- **Written instruction**:
The entries below should be transcribed in their entirety, exactly as written.

- **Task material**:
>>>

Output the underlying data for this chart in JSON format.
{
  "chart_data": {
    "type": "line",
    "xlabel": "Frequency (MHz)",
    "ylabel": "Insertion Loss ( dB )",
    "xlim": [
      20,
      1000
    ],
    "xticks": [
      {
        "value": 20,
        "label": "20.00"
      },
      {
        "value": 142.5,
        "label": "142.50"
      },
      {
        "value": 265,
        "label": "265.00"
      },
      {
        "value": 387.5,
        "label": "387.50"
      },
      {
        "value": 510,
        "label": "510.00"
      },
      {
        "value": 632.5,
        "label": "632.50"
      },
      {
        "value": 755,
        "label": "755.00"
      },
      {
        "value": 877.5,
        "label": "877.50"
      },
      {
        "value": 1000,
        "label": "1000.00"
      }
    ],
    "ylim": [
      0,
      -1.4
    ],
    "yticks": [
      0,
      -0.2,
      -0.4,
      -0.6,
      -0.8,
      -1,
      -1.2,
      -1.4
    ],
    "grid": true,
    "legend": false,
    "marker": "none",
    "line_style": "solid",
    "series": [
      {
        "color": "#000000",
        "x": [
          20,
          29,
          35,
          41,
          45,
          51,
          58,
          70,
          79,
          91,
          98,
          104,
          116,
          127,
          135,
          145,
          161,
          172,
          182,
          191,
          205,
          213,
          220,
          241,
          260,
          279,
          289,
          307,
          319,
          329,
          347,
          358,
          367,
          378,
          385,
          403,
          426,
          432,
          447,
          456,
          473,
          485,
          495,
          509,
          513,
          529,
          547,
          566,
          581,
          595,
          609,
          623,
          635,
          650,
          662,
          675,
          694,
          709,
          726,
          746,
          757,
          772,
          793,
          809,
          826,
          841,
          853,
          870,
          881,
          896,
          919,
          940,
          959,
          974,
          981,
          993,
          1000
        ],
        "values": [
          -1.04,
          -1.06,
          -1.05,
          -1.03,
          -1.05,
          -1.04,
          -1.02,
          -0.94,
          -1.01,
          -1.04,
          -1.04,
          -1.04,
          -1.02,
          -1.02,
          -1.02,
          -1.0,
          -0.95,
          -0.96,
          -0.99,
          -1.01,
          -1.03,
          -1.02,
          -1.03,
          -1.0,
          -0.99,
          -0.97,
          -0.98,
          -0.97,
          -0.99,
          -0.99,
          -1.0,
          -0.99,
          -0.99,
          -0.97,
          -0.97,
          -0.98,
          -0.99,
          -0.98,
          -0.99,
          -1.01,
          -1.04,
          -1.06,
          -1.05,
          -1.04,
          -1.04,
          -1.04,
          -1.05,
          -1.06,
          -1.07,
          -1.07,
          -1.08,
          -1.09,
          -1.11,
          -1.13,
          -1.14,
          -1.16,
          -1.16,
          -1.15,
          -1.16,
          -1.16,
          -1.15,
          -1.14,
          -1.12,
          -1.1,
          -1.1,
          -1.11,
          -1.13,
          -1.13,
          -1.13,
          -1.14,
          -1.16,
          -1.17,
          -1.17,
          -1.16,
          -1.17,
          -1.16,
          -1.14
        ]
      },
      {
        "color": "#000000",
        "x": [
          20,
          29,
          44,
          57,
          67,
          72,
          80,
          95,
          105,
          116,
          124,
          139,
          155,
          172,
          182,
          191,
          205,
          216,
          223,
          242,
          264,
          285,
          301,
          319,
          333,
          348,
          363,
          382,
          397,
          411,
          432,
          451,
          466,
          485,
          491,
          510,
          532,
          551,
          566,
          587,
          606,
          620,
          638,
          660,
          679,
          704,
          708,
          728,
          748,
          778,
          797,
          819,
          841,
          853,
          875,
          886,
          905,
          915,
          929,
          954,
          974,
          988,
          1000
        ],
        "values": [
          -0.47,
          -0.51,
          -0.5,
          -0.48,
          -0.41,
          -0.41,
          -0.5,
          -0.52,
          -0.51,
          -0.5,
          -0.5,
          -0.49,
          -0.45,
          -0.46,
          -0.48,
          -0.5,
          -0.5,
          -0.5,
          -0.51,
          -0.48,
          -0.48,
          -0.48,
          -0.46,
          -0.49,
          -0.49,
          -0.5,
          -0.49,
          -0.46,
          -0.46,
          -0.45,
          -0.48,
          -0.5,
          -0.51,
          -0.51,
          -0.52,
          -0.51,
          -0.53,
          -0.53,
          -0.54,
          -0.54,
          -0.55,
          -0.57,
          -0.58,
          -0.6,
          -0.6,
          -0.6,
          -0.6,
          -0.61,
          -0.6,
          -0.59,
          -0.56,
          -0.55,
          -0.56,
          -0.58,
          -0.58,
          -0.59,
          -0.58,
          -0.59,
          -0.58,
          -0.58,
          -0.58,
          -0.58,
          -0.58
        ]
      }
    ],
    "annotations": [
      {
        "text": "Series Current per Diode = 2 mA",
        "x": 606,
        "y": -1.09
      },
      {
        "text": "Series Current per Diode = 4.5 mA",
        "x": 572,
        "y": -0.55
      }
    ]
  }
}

<<<

- **Solution for this problem**:
Output the underlying data for this chart in JSON format.
{
  "chart_data": {
    "type": "line",
    "xlabel": "Frequency (MHz)",
    "ylabel": "Insertion Loss ( dB )",
    "xlim": [
      20,
      1000
    ],
    "xticks": [
      {
        "value": 20,
        "label": "20.00"
      },
      {
        "value": 142.5,
        "label": "142.50"
      },
      {
        "value": 265,
        "label": "265.00"
      },
      {
        "value": 387.5,
        "label": "387.50"
      },
      {
        "value": 510,
        "label": "510.00"
      },
      {
        "value": 632.5,
        "label": "632.50"
      },
      {
        "value": 755,
        "label": "755.00"
      },
      {
        "value": 877.5,
        "label": "877.50"
      },
      {
        "value": 1000,
        "label": "1000.00"
      }
    ],
    "ylim": [
      0,
      -1.4
    ],
    "yticks": [
      0,
      -0.2,
      -0.4,
      -0.6,
      -0.8,
      -1,
      -1.2,
      -1.4
    ],
    "grid": true,
    "legend": false,
    "marker": "none",
    "line_style": "solid",
    "series": [
      {
        "color": "#000000",
        "x": [
          20,
          29,
          35,
          41,
          45,
          51,
          58,
          70,
          79,
          91,
          98,
          104,
          116,
          127,
          135,
          145,
          161,
          172,
          182,
          191,
          205,
          213,
          220,
          241,
          260,
          279,
          289,
          307,
          319,
          329,
          347,
          358,
          367,
          378,
          385,
          403,
          426,
          432,
          447,
          456,
          473,
          485,
          495,
          509,
          513,
          529,
          547,
          566,
          581,
          595,
          609,
          623,
          635,
          650,
          662,
          675,
          694,
          709,
          726,
          746,
          757,
          772,
          793,
          809,
          826,
          841,
          853,
          870,
          881,
          896,
          919,
          940,
          959,
          974,
          981,
          993,
          1000
        ],
        "values": [
          -1.04,
          -1.06,
          -1.05,
          -1.03,
          -1.05,
          -1.04,
          -1.02,
          -0.94,
          -1.01,
          -1.04,
          -1.04,
          -1.04,
          -1.02,
          -1.02,
          -1.02,
          -1.0,
          -0.95,
          -0.96,
          -0.99,
          -1.01,
          -1.03,
          -1.02,
          -1.03,
          -1.0,
          -0.99,
          -0.97,
          -0.98,
          -0.97,
          -0.99,
          -0.99,
          -1.0,
          -0.99,
          -0.99,
          -0.97,
          -0.97,
          -0.98,
          -0.99,
          -0.98,
          -0.99,
          -1.01,
          -1.04,
          -1.06,
          -1.05,
          -1.04,
          -1.04,
          -1.04,
          -1.05,
          -1.06,
          -1.07,
          -1.07,
          -1.08,
          -1.09,
          -1.11,
          -1.13,
          -1.14,
          -1.16,
          -1.16,
          -1.15,
          -1.16,
          -1.16,
          -1.15,
          -1.14,
          -1.12,
          -1.1,
          -1.1,
          -1.11,
          -1.13,
          -1.13,
          -1.13,
          -1.14,
          -1.16,
          -1.17,
          -1.17,
          -1.16,
          -1.17,
          -1.16,
          -1.14
        ]
      },
      {
        "color": "#000000",
        "x": [
          20,
          29,
          44,
          57,
          67,
          72,
          80,
          95,
          105,
          116,
          124,
          139,
          155,
          172,
          182,
          191,
          205,
          216,
          223,
          242,
          264,
          285,
          301,
          319,
          333,
          348,
          363,
          382,
          397,
          411,
          432,
          451,
          466,
          485,
          491,
          510,
          532,
          551,
          566,
          587,
          606,
          620,
          638,
          660,
          679,
          704,
          708,
          728,
          748,
          778,
          797,
          819,
          841,
          853,
          875,
          886,
          905,
          915,
          929,
          954,
          974,
          988,
          1000
        ],
        "values": [
          -0.47,
          -0.51,
          -0.5,
          -0.48,
          -0.41,
          -0.41,
          -0.5,
          -0.52,
          -0.51,
          -0.5,
          -0.5,
          -0.49,
          -0.45,
          -0.46,
          -0.48,
          -0.5,
          -0.5,
          -0.5,
          -0.51,
          -0.48,
          -0.48,
          -0.48,
          -0.46,
          -0.49,
          -0.49,
          -0.5,
          -0.49,
          -0.46,
          -0.46,
          -0.45,
          -0.48,
          -0.5,
          -0.51,
          -0.51,
          -0.52,
          -0.51,
          -0.53,
          -0.53,
          -0.54,
          -0.54,
          -0.55,
          -0.57,
          -0.58,
          -0.6,
          -0.6,
          -0.6,
          -0.6,
          -0.61,
          -0.6,
          -0.59,
          -0.56,
          -0.55,
          -0.56,
          -0.58,
          -0.58,
          -0.59,
          -0.58,
          -0.59,
          -0.58,
          -0.58,
          -0.58,
          -0.58,
          -0.58
        ]
      }
    ],
    "annotations": [
      {
        "text": "Series Current per Diode = 2 mA",
        "x": 606,
        "y": -1.09
      },
      {
        "text": "Series Current per Diode = 4.5 mA",
        "x": 572,
        "y": -0.55
      }
    ]
  }
}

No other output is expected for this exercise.